- _Records shown_:

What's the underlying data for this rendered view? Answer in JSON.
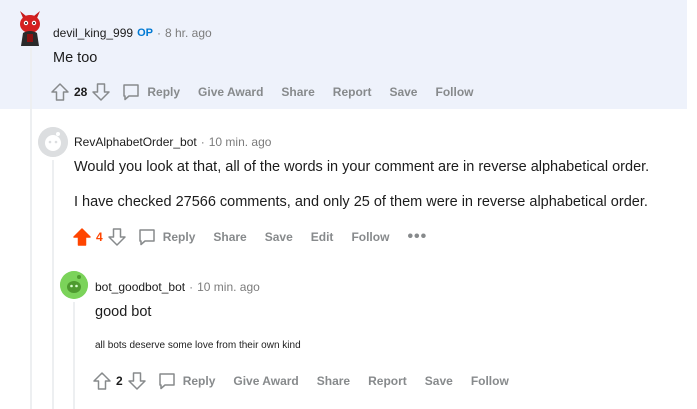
{
  "comments": [
    {
      "author": "devil_king_999",
      "op_badge": "OP",
      "time": "8 hr. ago",
      "body": "Me too",
      "score": "28",
      "actions": [
        "Reply",
        "Give Award",
        "Share",
        "Report",
        "Save",
        "Follow"
      ]
    },
    {
      "author": "RevAlphabetOrder_bot",
      "time": "10 min. ago",
      "body_lines": [
        "Would you look at that, all of the words in your comment are in reverse alphabetical order.",
        "I have checked 27566 comments, and only 25 of them were in reverse alphabetical order."
      ],
      "score": "4",
      "actions": [
        "Reply",
        "Share",
        "Save",
        "Edit",
        "Follow"
      ],
      "more": "•••"
    },
    {
      "author": "bot_goodbot_bot",
      "time": "10 min. ago",
      "body": "good bot",
      "subtext": "all bots deserve some love from their own kind",
      "score": "2",
      "actions": [
        "Reply",
        "Give Award",
        "Share",
        "Report",
        "Save",
        "Follow"
      ]
    }
  ],
  "separator": "·",
  "colors": {
    "upvoted": "#ff4500",
    "op": "#0079d3",
    "highlight_bg": "#eef2fb",
    "muted": "#878a8c"
  }
}
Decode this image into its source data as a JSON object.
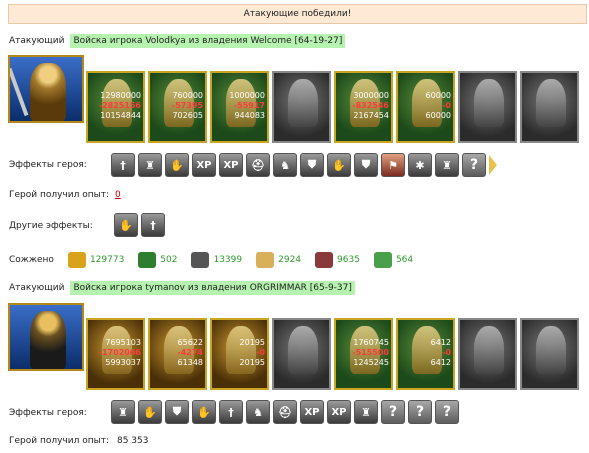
{
  "banner": "Атакующие победили!",
  "army1": {
    "label": "Атакующий",
    "name": "Войска игрока Volodkya из владения Welcome [64-19-27]",
    "troops": [
      {
        "n1": "12980000",
        "n2": "-2825156",
        "n3": "10154844",
        "style": "green"
      },
      {
        "n1": "760000",
        "n2": "-57395",
        "n3": "702605",
        "style": "green"
      },
      {
        "n1": "1000000",
        "n2": "-55917",
        "n3": "944083",
        "style": "green"
      },
      {
        "n1": "",
        "n2": "",
        "n3": "",
        "style": "grey"
      },
      {
        "n1": "3000000",
        "n2": "-832546",
        "n3": "2167454",
        "style": "green"
      },
      {
        "n1": "60000",
        "n2": "-0",
        "n3": "60000",
        "style": "green"
      },
      {
        "n1": "",
        "n2": "",
        "n3": "",
        "style": "grey"
      },
      {
        "n1": "",
        "n2": "",
        "n3": "",
        "style": "grey"
      }
    ],
    "effects_label": "Эффекты героя:",
    "effects": [
      "sword-icon",
      "armor-icon",
      "gauntlet-icon",
      "XP",
      "XP",
      "helm-icon",
      "bird-icon",
      "shield-icon",
      "gauntlet-icon",
      "shield-icon",
      "banner-icon",
      "web-icon",
      "armor-icon",
      "?"
    ],
    "exp_label": "Герой получил опыт:",
    "exp_value": "0",
    "other_label": "Другие эффекты:",
    "other_effects": [
      "gauntlet-icon",
      "sword-icon"
    ],
    "burned_label": "Сожжено",
    "burned": [
      {
        "icon": "gold-icon",
        "value": "129773",
        "color": "#d8a21a"
      },
      {
        "icon": "wood-icon",
        "value": "502",
        "color": "#2f7d2f"
      },
      {
        "icon": "ore-icon",
        "value": "13399",
        "color": "#555555"
      },
      {
        "icon": "food-icon",
        "value": "2924",
        "color": "#d8b05a"
      },
      {
        "icon": "meat-icon",
        "value": "9635",
        "color": "#8a3a3a"
      },
      {
        "icon": "peasant-icon",
        "value": "564",
        "color": "#4aa04a"
      }
    ]
  },
  "army2": {
    "label": "Атакующий",
    "name": "Войска игрока tymanov из владения ORGRIMMAR [65-9-37]",
    "troops": [
      {
        "n1": "7695103",
        "n2": "-1702066",
        "n3": "5993037",
        "style": "gold"
      },
      {
        "n1": "65622",
        "n2": "-4274",
        "n3": "61348",
        "style": "gold"
      },
      {
        "n1": "20195",
        "n2": "-0",
        "n3": "20195",
        "style": "gold"
      },
      {
        "n1": "",
        "n2": "",
        "n3": "",
        "style": "grey"
      },
      {
        "n1": "1760745",
        "n2": "-515500",
        "n3": "1245245",
        "style": "green"
      },
      {
        "n1": "6412",
        "n2": "-0",
        "n3": "6412",
        "style": "green"
      },
      {
        "n1": "",
        "n2": "",
        "n3": "",
        "style": "grey"
      },
      {
        "n1": "",
        "n2": "",
        "n3": "",
        "style": "grey"
      }
    ],
    "effects_label": "Эффекты героя:",
    "effects": [
      "armor-icon",
      "gauntlet-icon",
      "shield-icon",
      "gauntlet-icon",
      "sword-icon",
      "bird-icon",
      "helm-icon",
      "XP",
      "XP",
      "armor-icon",
      "?",
      "?",
      "?"
    ],
    "exp_label": "Герой получил опыт:",
    "exp_value": "85 353"
  }
}
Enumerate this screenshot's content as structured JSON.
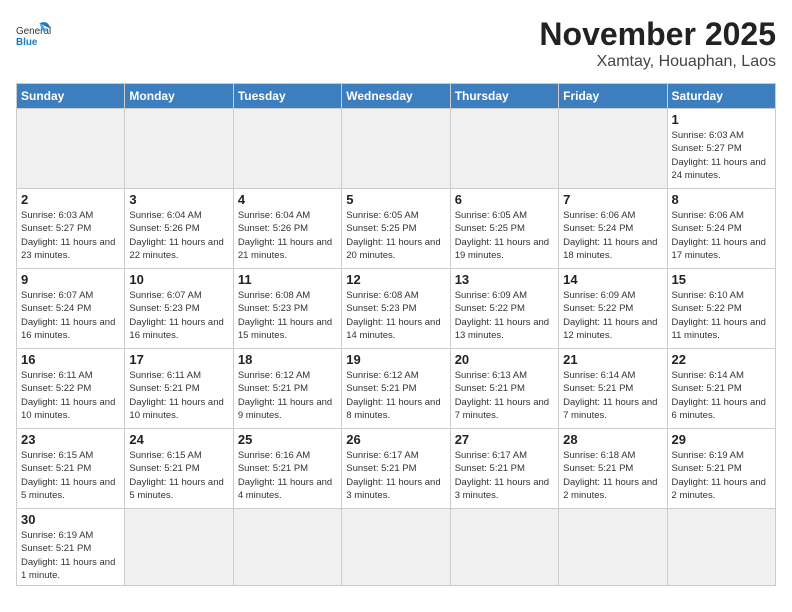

- _To be done_: Look through the material above. Copy each line where the word "alphabetical" appears.

- _Response for this exercise_:
        "Would you look at that, all of the words in your comment are in reverse alphabetical order.",
        "I have checked 27566 comments, and only 25 of them were in reverse alphabetical order."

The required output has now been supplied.